▸ Written instruction: Quote every line of the data below as it stands, omitting pictures.

▸ Given records:

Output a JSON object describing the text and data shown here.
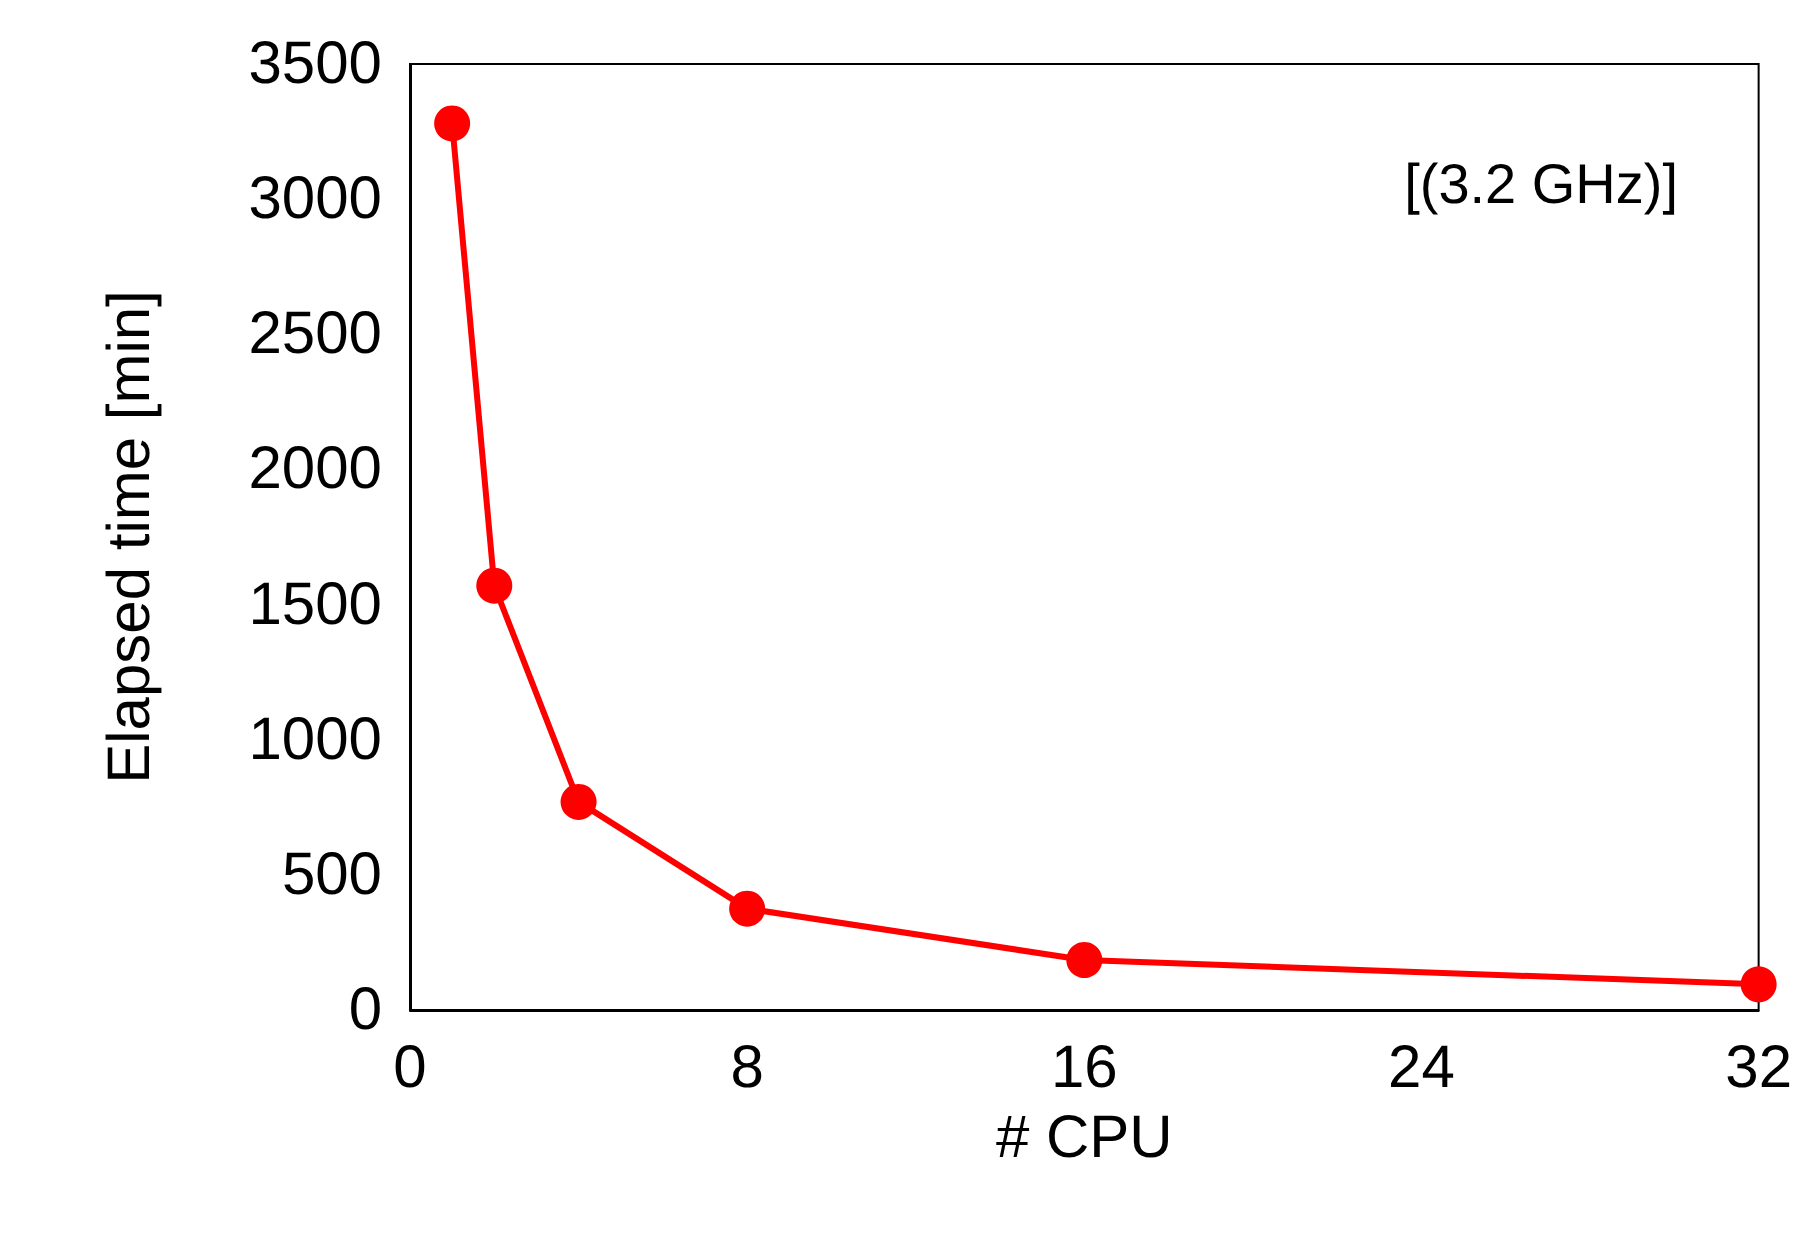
{
  "chart_data": {
    "type": "line",
    "xlabel": "# CPU",
    "ylabel": "Elapsed time [min]",
    "annotations": [
      "[(3.2 GHz)]"
    ],
    "x": [
      1,
      2,
      4,
      8,
      16,
      32
    ],
    "series": [
      {
        "color": "#ff0000",
        "values": [
          3280,
          1570,
          770,
          375,
          185,
          95
        ]
      }
    ],
    "xlim": [
      0,
      32
    ],
    "xticks": [
      0,
      8,
      16,
      24,
      32
    ],
    "ylim": [
      0,
      3500
    ],
    "yticks": [
      0,
      500,
      1000,
      1500,
      2000,
      2500,
      3000,
      3500
    ],
    "grid": false,
    "marker": "circle",
    "line_style": "solid"
  }
}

▸ Finished task:
Output a JSON object describing the text and data shown here.
{
  "chart_data": {
    "type": "line",
    "xlabel": "# CPU",
    "ylabel": "Elapsed time [min]",
    "annotations": [
      "[(3.2 GHz)]"
    ],
    "x": [
      1,
      2,
      4,
      8,
      16,
      32
    ],
    "series": [
      {
        "color": "#ff0000",
        "values": [
          3280,
          1570,
          770,
          375,
          185,
          95
        ]
      }
    ],
    "xlim": [
      0,
      32
    ],
    "xticks": [
      0,
      8,
      16,
      24,
      32
    ],
    "ylim": [
      0,
      3500
    ],
    "yticks": [
      0,
      500,
      1000,
      1500,
      2000,
      2500,
      3000,
      3500
    ],
    "grid": false,
    "marker": "circle",
    "line_style": "solid"
  }
}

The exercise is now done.